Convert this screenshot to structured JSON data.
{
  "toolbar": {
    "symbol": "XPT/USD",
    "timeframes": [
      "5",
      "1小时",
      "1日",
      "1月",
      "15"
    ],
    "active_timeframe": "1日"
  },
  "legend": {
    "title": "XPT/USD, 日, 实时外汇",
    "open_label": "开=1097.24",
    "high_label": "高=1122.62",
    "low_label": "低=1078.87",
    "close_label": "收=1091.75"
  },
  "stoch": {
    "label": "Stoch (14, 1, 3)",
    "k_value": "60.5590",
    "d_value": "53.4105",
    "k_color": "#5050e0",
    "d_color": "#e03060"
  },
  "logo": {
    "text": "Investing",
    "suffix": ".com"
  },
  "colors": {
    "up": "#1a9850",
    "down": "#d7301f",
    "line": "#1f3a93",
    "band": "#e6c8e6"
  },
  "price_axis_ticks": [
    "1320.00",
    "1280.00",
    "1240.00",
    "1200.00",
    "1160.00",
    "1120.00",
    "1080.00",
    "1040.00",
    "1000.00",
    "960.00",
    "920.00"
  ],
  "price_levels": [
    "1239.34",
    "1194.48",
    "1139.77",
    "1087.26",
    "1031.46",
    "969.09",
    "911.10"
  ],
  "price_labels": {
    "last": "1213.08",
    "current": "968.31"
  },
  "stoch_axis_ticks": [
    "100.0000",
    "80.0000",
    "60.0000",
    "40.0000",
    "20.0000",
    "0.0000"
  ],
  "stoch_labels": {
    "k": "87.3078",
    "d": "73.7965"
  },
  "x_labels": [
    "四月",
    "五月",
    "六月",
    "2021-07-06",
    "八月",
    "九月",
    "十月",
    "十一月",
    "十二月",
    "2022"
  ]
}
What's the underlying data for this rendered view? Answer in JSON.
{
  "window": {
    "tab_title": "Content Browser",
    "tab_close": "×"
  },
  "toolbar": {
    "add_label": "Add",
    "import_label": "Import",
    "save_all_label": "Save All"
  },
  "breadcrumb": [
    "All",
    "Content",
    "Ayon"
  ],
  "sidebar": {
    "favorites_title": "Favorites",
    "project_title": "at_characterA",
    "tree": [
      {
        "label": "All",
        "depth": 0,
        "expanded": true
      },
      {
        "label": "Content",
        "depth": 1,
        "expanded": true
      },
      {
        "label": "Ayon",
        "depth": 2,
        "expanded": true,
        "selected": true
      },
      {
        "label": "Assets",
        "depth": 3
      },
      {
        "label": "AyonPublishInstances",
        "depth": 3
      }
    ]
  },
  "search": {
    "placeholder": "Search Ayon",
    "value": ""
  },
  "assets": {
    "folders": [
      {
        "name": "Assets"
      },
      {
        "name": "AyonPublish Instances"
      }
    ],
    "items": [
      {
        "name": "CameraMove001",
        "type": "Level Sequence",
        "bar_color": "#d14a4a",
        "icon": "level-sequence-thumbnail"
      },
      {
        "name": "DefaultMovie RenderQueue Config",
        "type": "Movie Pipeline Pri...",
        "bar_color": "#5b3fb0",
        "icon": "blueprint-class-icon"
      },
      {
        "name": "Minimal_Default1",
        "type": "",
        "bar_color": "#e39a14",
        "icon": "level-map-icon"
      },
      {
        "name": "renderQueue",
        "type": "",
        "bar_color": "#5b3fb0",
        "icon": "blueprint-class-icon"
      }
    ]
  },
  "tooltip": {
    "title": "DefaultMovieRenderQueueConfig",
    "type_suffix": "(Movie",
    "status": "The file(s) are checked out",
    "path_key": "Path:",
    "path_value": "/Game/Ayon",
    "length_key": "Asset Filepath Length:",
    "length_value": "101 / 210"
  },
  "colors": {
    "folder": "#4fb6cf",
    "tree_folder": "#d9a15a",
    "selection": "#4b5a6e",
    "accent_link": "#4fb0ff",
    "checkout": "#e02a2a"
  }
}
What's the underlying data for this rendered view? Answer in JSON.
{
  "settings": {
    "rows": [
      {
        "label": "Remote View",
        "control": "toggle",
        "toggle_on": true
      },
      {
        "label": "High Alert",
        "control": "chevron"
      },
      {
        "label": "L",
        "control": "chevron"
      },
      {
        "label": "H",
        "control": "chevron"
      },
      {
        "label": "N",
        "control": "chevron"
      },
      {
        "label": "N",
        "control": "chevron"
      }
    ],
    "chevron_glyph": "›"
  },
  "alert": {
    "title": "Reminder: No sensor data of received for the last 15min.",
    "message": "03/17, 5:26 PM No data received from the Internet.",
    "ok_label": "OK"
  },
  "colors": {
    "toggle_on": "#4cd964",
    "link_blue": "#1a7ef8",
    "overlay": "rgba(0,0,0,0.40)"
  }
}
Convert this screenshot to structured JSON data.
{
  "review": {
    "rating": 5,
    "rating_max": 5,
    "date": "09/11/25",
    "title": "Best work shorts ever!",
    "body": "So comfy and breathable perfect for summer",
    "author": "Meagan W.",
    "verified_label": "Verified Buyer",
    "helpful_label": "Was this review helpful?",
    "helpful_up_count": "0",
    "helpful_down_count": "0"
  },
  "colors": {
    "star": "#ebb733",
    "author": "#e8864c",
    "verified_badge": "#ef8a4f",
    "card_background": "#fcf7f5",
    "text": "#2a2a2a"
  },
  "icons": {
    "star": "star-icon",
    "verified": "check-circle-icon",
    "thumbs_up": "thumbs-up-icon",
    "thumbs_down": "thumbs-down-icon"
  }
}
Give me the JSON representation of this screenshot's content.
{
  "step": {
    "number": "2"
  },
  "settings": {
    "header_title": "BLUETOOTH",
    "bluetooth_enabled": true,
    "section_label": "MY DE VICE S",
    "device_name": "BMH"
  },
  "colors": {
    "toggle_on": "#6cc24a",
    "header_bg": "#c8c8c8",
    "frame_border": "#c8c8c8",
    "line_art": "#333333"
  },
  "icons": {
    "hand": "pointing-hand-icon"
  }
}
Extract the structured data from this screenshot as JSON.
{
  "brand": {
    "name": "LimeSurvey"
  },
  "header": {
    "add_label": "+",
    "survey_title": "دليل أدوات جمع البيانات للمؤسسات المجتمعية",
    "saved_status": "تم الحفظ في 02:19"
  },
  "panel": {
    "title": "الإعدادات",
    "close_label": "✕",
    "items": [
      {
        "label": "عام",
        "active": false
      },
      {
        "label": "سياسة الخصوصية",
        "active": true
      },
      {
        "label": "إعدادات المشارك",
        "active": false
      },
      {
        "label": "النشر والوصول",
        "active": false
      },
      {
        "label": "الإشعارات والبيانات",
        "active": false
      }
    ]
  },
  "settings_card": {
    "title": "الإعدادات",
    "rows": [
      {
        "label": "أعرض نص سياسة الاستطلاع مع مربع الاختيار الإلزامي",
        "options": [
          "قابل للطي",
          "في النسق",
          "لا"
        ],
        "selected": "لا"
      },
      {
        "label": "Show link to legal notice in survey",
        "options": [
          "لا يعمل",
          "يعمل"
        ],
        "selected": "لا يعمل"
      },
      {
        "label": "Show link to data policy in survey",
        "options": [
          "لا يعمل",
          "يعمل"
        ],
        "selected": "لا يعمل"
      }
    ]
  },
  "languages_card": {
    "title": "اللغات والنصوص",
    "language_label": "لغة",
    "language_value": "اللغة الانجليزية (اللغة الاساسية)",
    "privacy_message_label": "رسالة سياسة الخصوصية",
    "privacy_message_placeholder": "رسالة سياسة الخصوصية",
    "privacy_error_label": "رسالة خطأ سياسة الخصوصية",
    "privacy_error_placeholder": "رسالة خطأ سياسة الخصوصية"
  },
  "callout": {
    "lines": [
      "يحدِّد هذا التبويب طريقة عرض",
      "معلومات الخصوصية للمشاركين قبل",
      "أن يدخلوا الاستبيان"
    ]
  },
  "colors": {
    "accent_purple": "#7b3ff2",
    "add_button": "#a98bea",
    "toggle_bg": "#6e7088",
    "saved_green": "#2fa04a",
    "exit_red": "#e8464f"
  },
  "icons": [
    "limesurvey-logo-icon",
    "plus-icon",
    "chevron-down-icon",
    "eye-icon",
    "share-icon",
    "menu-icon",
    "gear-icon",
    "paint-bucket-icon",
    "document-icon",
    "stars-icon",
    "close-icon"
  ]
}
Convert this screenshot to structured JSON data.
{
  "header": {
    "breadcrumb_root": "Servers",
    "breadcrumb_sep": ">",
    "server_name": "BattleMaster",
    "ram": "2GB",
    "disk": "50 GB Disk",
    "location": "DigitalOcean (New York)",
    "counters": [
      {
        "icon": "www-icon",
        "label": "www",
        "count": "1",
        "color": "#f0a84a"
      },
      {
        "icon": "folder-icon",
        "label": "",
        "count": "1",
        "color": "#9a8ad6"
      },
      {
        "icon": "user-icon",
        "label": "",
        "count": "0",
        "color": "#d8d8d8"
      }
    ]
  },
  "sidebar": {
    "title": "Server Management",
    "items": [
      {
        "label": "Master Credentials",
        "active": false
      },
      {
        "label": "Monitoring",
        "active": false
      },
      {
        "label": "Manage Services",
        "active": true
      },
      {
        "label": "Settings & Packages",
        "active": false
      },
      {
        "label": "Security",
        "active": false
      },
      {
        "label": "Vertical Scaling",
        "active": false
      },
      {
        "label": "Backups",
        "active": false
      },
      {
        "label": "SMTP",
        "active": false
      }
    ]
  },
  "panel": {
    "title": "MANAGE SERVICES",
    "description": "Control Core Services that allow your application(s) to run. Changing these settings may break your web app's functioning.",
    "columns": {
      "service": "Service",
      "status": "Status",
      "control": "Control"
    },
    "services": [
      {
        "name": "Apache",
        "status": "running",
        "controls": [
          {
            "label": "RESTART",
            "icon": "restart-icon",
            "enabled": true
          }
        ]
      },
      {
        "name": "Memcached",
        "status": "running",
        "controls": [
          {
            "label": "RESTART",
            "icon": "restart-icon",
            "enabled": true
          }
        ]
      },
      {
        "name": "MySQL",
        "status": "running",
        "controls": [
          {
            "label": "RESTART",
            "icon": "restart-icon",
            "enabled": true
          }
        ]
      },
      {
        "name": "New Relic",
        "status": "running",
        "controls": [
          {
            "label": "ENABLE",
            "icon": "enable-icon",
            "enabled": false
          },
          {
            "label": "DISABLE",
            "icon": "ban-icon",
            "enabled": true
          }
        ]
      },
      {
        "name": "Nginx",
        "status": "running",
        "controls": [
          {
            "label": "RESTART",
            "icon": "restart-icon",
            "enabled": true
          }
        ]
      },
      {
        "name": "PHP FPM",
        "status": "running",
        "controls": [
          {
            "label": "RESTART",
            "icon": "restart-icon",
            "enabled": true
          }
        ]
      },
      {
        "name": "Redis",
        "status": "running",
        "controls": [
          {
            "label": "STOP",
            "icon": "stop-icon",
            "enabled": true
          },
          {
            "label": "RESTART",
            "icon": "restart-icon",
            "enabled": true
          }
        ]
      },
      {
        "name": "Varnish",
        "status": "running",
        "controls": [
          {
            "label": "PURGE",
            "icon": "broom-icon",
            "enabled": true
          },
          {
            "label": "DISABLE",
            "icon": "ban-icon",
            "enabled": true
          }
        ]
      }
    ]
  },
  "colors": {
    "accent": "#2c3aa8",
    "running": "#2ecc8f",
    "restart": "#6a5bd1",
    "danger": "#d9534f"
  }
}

**Requirements**
Find every line in the records that contains the word "سياسة"; copy those lines.

**Exercise answer**
        "label": "سياسة الخصوصية",
        "label": "أعرض نص سياسة الاستطلاع مع مربع الاختيار الإلزامي",
    "privacy_message_label": "رسالة سياسة الخصوصية",
    "privacy_message_placeholder": "رسالة سياسة الخصوصية",
    "privacy_error_label": "رسالة خطأ سياسة الخصوصية",
    "privacy_error_placeholder": "رسالة خطأ سياسة الخصوصية"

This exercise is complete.